---------- Dataset

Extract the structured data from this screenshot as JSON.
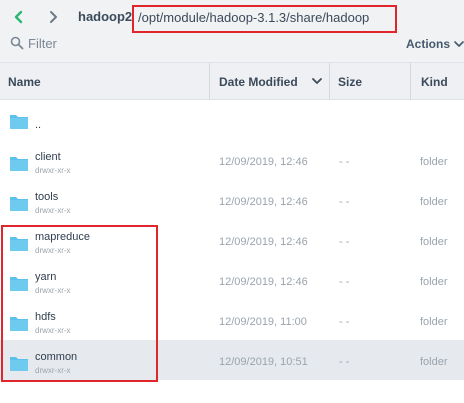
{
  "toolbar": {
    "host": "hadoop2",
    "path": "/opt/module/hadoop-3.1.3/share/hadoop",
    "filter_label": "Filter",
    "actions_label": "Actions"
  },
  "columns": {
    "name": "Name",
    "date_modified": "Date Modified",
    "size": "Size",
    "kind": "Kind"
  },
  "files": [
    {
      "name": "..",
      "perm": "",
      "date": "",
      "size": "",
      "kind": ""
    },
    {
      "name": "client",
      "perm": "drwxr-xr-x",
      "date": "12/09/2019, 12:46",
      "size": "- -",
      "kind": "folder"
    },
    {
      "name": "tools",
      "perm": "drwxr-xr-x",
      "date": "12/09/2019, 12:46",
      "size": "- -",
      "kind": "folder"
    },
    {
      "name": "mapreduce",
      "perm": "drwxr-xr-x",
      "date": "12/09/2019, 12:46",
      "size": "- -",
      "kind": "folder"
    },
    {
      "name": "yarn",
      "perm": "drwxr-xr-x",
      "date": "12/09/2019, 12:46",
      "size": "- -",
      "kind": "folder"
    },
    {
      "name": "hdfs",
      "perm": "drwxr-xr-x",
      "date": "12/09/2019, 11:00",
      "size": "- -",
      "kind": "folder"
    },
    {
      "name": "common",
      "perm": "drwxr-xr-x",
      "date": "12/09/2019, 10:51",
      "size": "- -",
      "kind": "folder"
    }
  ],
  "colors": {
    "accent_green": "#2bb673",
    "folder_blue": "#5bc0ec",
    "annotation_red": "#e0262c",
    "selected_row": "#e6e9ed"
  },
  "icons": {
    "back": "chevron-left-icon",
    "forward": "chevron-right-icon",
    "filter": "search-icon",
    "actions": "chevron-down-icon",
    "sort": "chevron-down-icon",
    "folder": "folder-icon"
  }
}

--------------------
---------- Dataset

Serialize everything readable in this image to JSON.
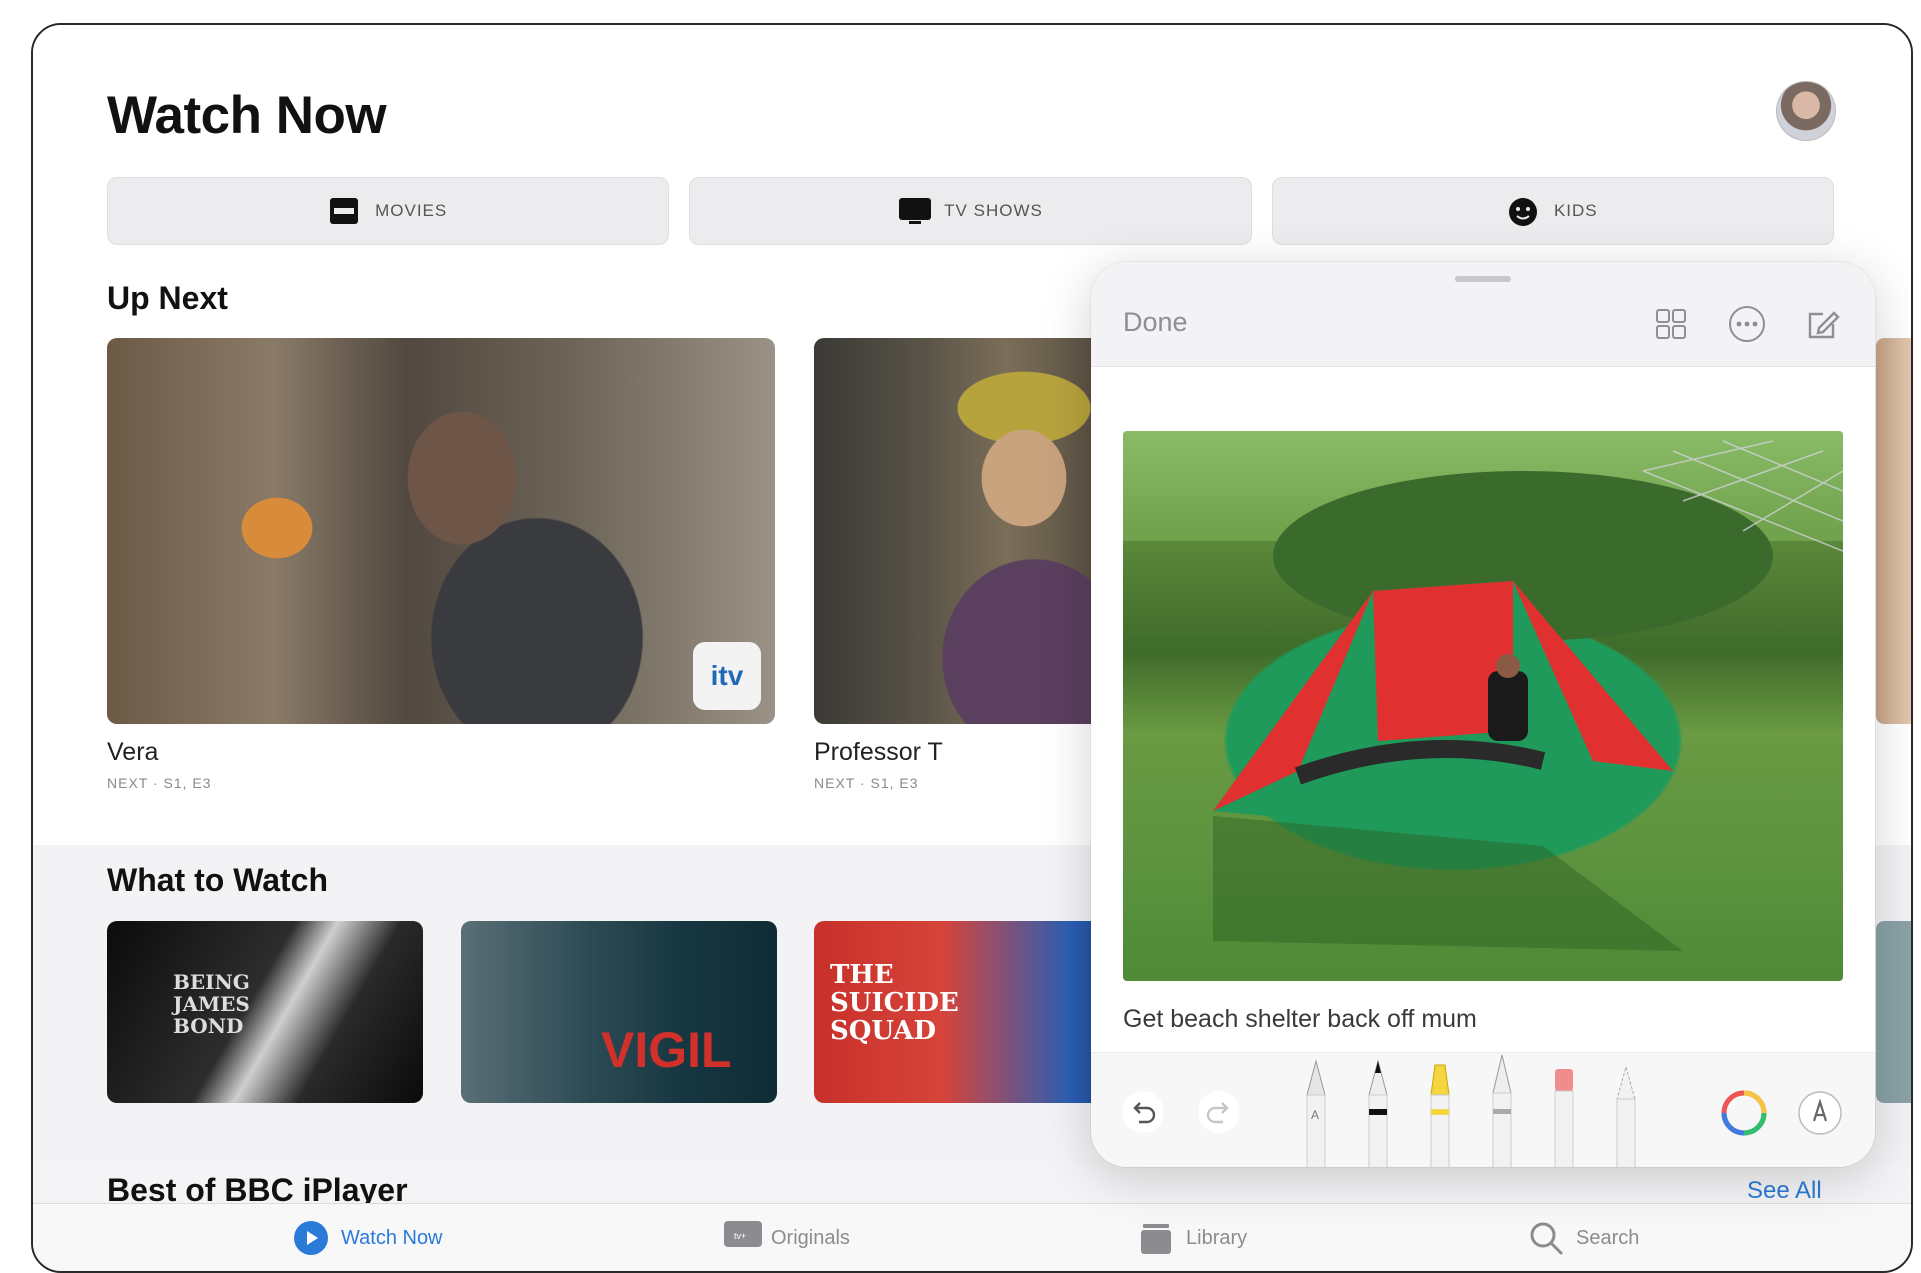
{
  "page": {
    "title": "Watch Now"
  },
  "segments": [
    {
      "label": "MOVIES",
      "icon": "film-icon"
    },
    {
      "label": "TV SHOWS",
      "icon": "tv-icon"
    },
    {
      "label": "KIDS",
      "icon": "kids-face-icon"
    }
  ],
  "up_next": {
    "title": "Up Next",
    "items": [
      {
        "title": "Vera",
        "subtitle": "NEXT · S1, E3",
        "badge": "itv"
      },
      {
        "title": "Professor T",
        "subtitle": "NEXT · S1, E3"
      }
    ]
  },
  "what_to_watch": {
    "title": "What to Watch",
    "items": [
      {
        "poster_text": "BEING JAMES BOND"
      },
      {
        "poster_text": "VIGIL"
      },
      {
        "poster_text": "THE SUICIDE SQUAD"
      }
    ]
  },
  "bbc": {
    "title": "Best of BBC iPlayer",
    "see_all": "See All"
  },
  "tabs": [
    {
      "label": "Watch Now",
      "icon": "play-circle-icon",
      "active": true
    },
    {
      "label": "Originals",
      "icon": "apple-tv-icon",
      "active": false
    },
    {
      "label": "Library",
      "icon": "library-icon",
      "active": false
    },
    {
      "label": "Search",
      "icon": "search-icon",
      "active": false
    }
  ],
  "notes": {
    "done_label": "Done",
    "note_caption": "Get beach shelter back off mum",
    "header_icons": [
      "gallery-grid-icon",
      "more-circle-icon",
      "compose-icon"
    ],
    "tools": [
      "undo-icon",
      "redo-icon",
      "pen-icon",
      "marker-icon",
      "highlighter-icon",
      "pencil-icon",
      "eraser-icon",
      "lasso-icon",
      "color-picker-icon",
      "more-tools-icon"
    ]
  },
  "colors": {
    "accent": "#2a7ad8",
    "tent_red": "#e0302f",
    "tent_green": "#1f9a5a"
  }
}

--------------------

-- Aim --
Keep only those lines of the records that hold "subtitle", and return them.

-- Response for this exercise --
        "subtitle": "NEXT · S1, E3",
        "subtitle": "NEXT · S1, E3"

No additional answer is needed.